◆ **DIRECTIVE**:
Search the material and gather each line with "через" in it.

◆ **Figure dataset records**:
■ ■ ■

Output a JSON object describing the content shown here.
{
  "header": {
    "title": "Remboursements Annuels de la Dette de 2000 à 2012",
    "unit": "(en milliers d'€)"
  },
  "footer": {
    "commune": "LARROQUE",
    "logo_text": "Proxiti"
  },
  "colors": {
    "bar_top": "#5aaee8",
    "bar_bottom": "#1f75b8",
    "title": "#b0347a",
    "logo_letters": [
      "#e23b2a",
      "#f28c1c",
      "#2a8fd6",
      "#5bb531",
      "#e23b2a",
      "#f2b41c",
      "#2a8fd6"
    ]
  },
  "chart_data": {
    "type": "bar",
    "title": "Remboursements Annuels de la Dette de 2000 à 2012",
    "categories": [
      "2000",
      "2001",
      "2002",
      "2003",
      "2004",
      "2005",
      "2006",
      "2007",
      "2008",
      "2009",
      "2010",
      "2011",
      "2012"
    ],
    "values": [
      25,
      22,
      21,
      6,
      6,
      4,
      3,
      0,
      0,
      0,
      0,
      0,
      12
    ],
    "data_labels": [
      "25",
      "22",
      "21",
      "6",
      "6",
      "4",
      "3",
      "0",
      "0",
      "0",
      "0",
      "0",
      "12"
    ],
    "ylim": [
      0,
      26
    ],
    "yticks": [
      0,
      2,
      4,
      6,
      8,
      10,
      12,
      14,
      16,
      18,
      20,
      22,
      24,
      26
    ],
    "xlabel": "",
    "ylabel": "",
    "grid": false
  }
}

■ ■ ■

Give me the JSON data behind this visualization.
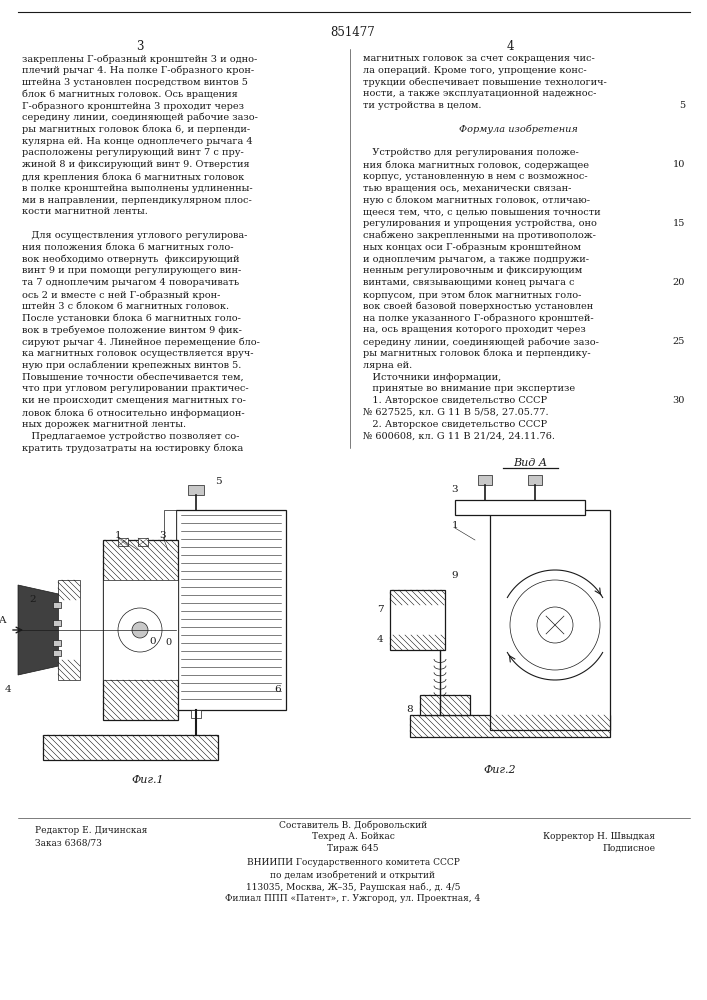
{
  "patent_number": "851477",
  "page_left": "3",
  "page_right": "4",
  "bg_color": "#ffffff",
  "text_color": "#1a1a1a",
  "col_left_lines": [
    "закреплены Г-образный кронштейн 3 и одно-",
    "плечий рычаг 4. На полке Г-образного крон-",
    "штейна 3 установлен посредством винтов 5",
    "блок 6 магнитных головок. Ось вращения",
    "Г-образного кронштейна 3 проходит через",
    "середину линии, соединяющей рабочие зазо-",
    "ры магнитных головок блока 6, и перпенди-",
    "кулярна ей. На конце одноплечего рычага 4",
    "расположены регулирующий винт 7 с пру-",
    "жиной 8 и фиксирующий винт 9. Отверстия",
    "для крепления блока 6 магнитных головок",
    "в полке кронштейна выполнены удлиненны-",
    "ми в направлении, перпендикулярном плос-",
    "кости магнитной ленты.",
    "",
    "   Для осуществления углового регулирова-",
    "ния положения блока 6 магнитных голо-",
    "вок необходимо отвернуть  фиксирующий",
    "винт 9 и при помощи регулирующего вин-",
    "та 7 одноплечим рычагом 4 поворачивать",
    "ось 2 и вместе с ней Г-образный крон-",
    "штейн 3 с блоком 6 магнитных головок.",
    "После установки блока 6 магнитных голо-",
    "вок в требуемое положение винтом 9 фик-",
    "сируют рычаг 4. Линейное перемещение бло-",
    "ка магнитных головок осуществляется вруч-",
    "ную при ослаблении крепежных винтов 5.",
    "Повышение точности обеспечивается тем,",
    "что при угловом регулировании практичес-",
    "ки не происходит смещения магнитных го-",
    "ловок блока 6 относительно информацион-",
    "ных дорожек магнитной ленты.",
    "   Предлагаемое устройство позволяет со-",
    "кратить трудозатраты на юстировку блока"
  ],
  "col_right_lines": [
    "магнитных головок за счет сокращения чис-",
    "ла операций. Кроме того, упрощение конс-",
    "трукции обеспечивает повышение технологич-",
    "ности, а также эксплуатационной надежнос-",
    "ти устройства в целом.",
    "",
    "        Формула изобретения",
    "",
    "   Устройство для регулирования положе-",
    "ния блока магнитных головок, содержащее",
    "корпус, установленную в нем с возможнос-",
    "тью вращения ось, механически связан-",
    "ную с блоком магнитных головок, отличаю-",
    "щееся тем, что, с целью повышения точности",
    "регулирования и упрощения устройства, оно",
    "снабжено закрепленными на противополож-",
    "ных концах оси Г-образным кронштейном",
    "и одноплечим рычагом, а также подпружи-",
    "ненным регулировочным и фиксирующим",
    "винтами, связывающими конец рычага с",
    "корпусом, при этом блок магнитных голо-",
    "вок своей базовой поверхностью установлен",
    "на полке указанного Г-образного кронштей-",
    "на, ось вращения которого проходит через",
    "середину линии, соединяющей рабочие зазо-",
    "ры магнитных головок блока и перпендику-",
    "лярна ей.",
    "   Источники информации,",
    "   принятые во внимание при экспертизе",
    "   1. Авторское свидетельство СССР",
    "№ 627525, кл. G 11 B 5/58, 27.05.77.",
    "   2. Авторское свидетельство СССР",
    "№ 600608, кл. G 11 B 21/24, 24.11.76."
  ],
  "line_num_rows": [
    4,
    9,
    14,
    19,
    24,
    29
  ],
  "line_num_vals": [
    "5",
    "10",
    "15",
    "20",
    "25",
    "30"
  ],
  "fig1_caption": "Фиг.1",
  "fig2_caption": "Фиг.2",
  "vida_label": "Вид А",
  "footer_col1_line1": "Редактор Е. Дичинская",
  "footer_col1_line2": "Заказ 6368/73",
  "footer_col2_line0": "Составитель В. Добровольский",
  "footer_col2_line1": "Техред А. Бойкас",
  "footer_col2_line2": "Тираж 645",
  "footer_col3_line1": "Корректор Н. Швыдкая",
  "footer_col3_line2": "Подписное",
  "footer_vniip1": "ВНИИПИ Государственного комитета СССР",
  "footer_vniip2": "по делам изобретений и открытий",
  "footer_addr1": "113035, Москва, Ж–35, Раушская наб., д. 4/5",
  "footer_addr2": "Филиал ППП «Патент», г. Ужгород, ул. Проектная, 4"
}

■ ■ ■

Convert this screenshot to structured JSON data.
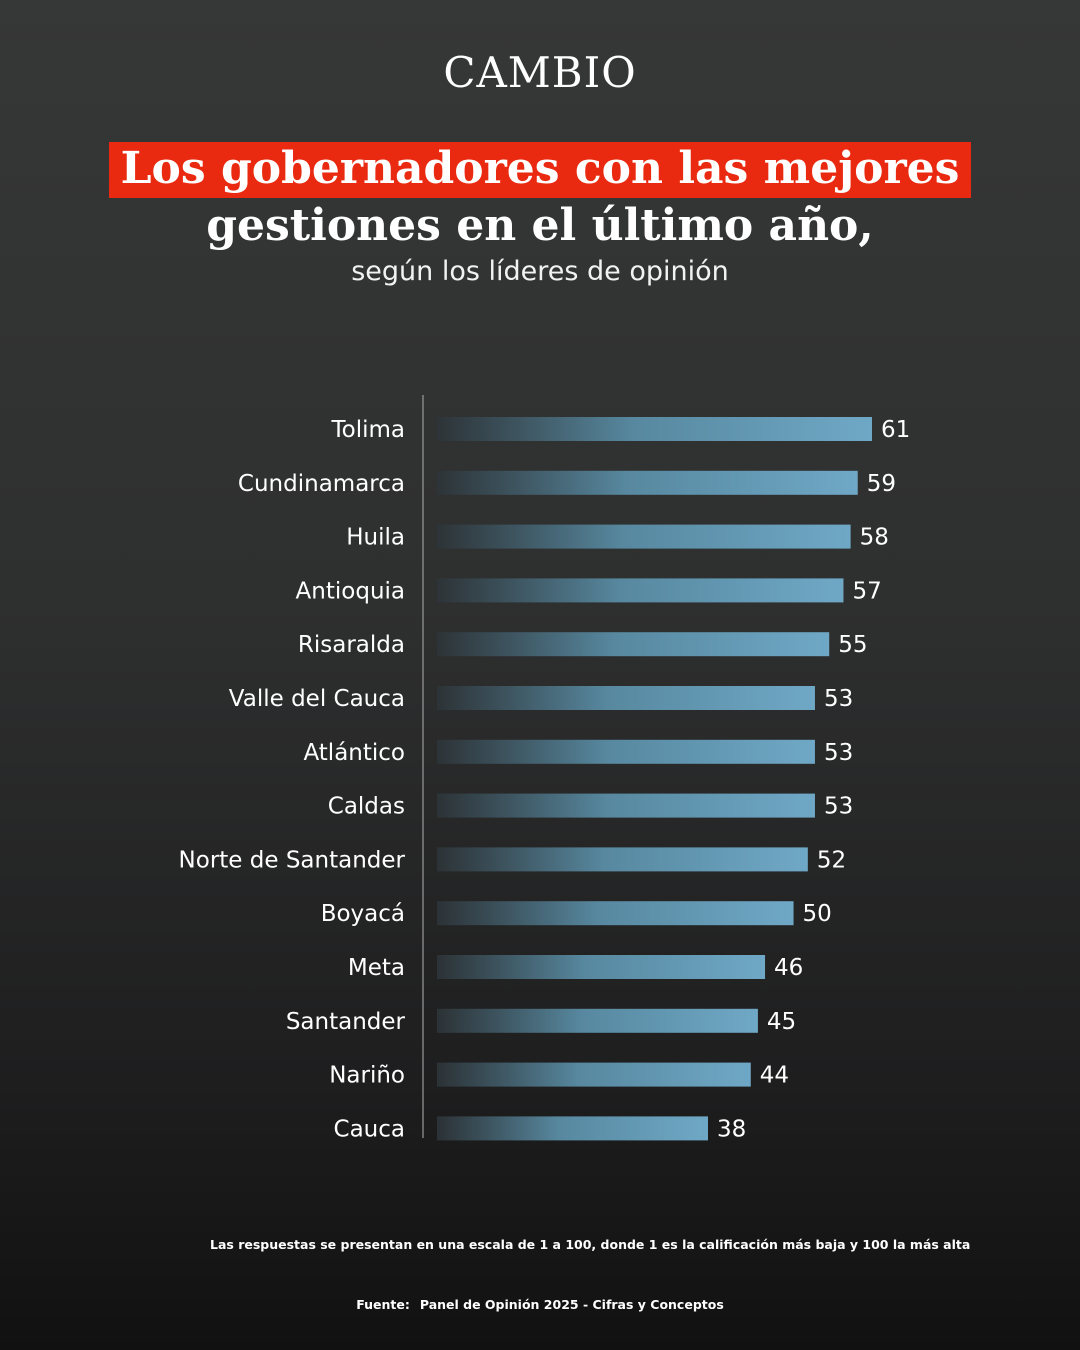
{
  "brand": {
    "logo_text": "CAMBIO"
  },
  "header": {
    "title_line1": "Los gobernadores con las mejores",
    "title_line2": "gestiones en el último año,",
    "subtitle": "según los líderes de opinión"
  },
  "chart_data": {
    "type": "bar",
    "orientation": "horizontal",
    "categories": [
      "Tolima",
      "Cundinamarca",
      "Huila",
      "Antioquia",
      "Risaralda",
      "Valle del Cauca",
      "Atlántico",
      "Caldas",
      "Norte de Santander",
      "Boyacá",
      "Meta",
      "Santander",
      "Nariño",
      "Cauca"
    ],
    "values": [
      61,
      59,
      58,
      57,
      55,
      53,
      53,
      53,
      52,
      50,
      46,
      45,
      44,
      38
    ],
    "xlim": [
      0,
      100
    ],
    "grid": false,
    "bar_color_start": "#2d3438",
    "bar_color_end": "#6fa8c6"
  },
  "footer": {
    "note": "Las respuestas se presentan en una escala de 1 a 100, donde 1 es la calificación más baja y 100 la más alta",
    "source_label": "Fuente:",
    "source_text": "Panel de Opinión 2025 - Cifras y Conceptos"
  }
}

■ ■ ■

◆ **EXPECTED OUTPUT**:
    "Г-образного кронштейна 3 проходит через",
    "на, ось вращения которого проходит через",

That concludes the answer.